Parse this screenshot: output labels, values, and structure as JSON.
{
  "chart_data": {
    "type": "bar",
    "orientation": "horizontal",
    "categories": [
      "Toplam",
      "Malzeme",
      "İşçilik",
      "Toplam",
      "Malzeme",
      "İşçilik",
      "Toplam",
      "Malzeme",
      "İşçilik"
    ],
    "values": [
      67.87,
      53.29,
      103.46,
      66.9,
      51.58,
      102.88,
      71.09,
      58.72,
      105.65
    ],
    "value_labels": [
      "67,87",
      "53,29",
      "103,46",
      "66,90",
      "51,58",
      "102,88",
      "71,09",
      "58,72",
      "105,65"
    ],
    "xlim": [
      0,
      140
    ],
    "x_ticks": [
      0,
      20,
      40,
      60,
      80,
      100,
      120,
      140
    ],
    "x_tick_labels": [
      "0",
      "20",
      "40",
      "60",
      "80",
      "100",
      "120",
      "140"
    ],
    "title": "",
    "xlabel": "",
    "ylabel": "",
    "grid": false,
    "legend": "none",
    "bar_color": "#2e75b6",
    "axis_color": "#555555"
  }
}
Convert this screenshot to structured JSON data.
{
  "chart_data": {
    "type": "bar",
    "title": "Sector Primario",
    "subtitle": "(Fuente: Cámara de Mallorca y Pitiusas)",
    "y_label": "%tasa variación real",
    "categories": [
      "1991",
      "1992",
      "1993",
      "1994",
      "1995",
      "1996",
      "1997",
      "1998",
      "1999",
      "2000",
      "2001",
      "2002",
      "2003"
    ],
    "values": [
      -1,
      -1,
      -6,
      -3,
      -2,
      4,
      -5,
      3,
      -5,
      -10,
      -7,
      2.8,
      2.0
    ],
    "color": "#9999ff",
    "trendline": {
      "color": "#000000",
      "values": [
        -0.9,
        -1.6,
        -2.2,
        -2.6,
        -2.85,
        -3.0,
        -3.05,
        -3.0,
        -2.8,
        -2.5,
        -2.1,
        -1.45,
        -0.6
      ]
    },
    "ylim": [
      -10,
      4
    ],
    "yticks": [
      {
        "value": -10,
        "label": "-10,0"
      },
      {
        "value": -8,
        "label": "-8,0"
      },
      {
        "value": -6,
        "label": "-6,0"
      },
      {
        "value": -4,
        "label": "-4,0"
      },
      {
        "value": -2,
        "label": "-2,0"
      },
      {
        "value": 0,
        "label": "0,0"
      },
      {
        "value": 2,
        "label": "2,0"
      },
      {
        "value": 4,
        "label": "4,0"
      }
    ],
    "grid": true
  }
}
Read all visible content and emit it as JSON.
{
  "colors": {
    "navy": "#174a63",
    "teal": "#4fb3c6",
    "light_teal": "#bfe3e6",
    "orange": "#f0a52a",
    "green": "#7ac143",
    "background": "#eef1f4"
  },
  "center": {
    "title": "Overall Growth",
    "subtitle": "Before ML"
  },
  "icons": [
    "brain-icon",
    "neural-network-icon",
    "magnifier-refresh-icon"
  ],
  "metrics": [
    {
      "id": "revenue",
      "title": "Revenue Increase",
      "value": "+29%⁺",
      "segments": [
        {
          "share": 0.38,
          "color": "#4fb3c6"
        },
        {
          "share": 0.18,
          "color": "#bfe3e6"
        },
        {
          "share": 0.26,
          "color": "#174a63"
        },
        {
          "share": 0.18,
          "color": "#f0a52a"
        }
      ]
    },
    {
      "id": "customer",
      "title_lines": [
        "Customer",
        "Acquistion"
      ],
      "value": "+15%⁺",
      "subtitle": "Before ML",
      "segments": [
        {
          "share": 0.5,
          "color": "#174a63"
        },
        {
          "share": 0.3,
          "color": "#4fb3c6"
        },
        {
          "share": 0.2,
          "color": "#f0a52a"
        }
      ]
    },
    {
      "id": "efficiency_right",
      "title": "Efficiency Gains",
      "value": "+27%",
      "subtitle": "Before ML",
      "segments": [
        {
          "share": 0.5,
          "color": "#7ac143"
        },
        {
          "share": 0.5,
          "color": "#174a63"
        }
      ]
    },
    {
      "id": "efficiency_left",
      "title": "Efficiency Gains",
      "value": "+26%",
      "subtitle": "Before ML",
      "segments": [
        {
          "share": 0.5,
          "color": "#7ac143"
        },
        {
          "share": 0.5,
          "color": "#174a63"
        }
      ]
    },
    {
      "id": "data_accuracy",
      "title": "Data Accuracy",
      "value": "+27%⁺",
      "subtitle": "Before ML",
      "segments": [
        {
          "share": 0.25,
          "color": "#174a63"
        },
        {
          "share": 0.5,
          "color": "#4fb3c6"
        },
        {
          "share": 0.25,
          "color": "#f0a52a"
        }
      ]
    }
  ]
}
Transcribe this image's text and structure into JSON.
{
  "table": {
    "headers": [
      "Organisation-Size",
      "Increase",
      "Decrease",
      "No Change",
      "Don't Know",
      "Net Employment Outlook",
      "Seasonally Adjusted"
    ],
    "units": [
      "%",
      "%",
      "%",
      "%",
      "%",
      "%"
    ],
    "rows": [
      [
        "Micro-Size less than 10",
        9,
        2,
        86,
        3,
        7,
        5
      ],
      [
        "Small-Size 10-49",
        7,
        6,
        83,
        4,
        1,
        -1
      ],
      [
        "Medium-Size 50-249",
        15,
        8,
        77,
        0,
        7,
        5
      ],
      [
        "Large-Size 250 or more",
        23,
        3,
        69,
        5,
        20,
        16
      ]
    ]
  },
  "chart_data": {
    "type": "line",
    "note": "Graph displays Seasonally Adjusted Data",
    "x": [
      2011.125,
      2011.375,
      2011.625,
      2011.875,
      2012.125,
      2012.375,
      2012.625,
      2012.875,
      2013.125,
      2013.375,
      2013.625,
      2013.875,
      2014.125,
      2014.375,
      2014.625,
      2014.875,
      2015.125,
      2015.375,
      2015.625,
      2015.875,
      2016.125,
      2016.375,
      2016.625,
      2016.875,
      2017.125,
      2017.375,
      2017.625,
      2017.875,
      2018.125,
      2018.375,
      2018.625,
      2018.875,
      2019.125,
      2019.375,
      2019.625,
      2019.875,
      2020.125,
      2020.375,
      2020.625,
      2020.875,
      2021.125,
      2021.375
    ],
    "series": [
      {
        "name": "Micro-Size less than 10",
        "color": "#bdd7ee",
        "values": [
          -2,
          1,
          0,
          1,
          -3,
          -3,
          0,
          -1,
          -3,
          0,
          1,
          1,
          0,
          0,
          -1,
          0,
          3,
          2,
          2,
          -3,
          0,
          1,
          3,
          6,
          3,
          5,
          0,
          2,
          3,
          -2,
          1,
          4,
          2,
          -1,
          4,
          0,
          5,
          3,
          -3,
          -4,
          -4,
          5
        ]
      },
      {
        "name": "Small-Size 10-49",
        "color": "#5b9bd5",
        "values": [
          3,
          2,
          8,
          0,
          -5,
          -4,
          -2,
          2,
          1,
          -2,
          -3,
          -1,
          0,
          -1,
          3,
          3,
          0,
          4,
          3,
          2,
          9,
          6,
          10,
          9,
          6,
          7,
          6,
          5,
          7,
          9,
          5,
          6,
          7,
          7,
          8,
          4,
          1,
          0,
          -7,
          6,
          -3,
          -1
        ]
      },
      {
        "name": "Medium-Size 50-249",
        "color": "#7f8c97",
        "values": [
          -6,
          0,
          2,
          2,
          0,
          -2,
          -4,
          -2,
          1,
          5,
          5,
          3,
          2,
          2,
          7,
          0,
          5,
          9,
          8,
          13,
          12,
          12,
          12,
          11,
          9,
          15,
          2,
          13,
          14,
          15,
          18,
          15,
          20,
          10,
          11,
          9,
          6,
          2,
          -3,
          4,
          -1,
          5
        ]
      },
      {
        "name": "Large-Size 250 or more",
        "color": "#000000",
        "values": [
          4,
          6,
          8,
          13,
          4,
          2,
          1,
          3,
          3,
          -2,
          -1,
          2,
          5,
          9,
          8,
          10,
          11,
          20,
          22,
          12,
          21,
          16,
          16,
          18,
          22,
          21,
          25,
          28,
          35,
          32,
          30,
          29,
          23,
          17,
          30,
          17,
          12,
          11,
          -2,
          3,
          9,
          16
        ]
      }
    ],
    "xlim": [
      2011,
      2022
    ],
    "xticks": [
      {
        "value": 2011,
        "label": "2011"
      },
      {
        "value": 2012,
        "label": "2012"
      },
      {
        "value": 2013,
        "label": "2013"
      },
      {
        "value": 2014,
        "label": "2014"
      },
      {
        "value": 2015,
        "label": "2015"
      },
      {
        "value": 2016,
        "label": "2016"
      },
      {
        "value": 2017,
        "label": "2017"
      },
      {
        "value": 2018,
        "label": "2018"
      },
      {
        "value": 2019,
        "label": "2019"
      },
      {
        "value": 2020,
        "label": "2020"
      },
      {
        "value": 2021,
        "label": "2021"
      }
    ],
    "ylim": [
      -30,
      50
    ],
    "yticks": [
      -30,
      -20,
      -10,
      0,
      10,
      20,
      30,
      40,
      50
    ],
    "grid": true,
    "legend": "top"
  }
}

[What is needed] In the entries above, find every line holding the word "than" and copy it out.

[The solution]
        "Micro-Size less than 10",
        "name": "Micro-Size less than 10",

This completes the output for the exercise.